Task to carry out: From the entries that follow, gather each line holding the word "detergentu".

Recorded data:
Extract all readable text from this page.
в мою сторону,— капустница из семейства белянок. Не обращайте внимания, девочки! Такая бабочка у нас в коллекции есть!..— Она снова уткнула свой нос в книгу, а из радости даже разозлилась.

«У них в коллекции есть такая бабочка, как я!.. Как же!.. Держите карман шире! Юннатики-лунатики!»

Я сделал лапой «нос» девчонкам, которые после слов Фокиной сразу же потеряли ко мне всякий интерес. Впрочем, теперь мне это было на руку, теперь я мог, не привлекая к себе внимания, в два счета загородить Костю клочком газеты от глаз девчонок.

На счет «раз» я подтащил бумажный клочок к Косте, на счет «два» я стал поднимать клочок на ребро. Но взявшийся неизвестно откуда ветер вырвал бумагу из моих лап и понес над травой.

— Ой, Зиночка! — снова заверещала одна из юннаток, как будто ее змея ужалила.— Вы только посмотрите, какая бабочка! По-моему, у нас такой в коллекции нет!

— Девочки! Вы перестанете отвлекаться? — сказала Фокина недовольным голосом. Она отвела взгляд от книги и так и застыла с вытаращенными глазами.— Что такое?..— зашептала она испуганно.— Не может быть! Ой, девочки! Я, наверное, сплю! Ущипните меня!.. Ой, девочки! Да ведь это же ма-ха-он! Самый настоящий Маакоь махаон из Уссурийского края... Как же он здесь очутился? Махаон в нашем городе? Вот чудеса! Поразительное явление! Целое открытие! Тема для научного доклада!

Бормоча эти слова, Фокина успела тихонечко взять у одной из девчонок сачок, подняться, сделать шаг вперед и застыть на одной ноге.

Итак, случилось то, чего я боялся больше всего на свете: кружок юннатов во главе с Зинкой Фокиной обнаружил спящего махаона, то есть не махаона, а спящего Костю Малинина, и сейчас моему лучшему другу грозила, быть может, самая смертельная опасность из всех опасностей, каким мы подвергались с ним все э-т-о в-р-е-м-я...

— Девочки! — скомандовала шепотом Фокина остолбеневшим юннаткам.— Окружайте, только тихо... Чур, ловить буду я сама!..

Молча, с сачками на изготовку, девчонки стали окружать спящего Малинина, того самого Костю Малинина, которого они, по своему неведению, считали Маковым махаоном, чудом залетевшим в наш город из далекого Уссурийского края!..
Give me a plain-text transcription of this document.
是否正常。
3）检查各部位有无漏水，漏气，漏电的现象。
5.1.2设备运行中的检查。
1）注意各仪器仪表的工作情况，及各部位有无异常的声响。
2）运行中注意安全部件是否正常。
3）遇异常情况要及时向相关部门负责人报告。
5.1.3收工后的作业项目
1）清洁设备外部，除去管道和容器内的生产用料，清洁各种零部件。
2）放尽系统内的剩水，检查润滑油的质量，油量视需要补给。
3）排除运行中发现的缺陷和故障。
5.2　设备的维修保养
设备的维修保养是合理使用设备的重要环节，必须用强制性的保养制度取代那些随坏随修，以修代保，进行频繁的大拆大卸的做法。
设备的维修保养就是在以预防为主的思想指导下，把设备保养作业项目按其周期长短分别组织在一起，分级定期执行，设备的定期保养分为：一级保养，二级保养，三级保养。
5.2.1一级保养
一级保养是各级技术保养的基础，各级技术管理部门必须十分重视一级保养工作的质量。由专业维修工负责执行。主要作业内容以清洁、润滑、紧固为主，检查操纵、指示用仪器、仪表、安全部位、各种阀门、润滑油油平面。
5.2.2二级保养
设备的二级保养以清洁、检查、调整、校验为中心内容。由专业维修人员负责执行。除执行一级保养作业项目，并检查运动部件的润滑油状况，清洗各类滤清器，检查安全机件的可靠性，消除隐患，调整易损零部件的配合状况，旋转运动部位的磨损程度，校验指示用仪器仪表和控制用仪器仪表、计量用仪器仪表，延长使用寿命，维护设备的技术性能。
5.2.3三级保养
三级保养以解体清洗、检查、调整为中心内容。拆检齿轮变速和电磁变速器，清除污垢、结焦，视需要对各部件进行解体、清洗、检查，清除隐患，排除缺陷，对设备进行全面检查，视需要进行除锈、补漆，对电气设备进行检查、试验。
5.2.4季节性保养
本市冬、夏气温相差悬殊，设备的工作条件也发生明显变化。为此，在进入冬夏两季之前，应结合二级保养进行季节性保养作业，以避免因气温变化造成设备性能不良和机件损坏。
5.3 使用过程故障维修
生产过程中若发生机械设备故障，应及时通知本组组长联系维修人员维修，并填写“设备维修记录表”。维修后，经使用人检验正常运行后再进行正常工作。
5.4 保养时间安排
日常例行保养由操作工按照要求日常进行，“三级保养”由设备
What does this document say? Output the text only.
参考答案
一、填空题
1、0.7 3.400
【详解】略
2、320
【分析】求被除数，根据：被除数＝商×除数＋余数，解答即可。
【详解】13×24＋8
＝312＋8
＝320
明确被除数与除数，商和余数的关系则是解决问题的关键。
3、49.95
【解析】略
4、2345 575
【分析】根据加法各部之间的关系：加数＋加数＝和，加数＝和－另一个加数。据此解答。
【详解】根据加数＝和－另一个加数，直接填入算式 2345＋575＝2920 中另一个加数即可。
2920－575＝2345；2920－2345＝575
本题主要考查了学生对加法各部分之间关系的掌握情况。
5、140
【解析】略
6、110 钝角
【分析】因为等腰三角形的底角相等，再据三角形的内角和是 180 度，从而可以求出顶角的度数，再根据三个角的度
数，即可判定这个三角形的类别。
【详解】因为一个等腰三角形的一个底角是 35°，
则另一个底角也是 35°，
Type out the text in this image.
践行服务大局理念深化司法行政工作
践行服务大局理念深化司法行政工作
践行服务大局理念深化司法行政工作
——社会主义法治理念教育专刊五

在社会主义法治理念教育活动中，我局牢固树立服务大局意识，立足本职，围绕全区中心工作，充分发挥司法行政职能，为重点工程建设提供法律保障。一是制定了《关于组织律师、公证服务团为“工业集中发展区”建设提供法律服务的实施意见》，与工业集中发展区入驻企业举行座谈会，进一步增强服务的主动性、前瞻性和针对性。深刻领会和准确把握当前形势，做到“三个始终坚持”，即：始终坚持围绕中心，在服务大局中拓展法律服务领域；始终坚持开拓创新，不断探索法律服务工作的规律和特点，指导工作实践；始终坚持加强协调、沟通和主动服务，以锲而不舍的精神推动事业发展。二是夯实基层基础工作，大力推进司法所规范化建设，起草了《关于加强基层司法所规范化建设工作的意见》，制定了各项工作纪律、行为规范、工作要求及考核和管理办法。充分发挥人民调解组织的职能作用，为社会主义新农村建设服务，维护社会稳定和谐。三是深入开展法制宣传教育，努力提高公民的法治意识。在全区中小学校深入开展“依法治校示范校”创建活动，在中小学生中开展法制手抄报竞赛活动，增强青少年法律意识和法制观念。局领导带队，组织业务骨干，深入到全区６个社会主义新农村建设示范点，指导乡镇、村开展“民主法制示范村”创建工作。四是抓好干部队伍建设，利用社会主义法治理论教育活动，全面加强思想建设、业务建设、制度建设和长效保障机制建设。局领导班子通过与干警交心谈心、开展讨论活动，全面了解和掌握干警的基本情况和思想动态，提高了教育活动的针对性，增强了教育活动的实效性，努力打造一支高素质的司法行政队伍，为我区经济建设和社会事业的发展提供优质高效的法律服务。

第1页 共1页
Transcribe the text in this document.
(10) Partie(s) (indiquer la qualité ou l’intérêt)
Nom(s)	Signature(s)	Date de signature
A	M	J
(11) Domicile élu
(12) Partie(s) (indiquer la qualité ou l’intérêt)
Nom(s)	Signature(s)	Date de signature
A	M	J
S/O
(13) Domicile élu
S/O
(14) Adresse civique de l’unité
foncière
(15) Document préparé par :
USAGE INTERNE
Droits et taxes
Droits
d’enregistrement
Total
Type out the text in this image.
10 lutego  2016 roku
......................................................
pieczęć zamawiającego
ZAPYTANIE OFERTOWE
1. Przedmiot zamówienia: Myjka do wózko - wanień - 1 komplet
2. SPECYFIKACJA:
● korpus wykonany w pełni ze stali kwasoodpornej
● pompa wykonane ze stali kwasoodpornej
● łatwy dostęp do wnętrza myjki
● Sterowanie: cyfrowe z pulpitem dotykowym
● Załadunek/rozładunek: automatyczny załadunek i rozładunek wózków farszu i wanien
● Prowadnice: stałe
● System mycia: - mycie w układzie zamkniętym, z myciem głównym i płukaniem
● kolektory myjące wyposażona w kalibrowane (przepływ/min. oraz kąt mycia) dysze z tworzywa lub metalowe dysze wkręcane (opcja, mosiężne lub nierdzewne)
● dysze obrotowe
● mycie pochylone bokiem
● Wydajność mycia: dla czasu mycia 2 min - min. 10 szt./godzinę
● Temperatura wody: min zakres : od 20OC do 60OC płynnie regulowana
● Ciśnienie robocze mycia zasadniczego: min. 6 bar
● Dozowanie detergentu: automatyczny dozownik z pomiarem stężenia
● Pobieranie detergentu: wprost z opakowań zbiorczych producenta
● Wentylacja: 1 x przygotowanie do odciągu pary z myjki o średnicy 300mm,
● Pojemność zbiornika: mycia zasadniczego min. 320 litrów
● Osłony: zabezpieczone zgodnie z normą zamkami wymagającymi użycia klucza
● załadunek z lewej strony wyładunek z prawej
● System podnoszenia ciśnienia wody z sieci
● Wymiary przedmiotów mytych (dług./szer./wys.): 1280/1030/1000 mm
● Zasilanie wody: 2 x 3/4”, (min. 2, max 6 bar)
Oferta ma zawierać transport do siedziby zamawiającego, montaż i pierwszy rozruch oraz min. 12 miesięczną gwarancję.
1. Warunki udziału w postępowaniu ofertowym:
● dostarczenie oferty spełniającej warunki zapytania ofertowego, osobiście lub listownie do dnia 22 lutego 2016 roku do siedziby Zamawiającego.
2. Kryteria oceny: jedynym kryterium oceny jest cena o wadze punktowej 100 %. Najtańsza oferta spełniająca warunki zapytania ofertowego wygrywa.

Solution to the exercise:
● Dozowanie detergentu: automatyczny dozownik z pomiarem stężenia
● Pobieranie detergentu: wprost z opakowań zbiorczych producenta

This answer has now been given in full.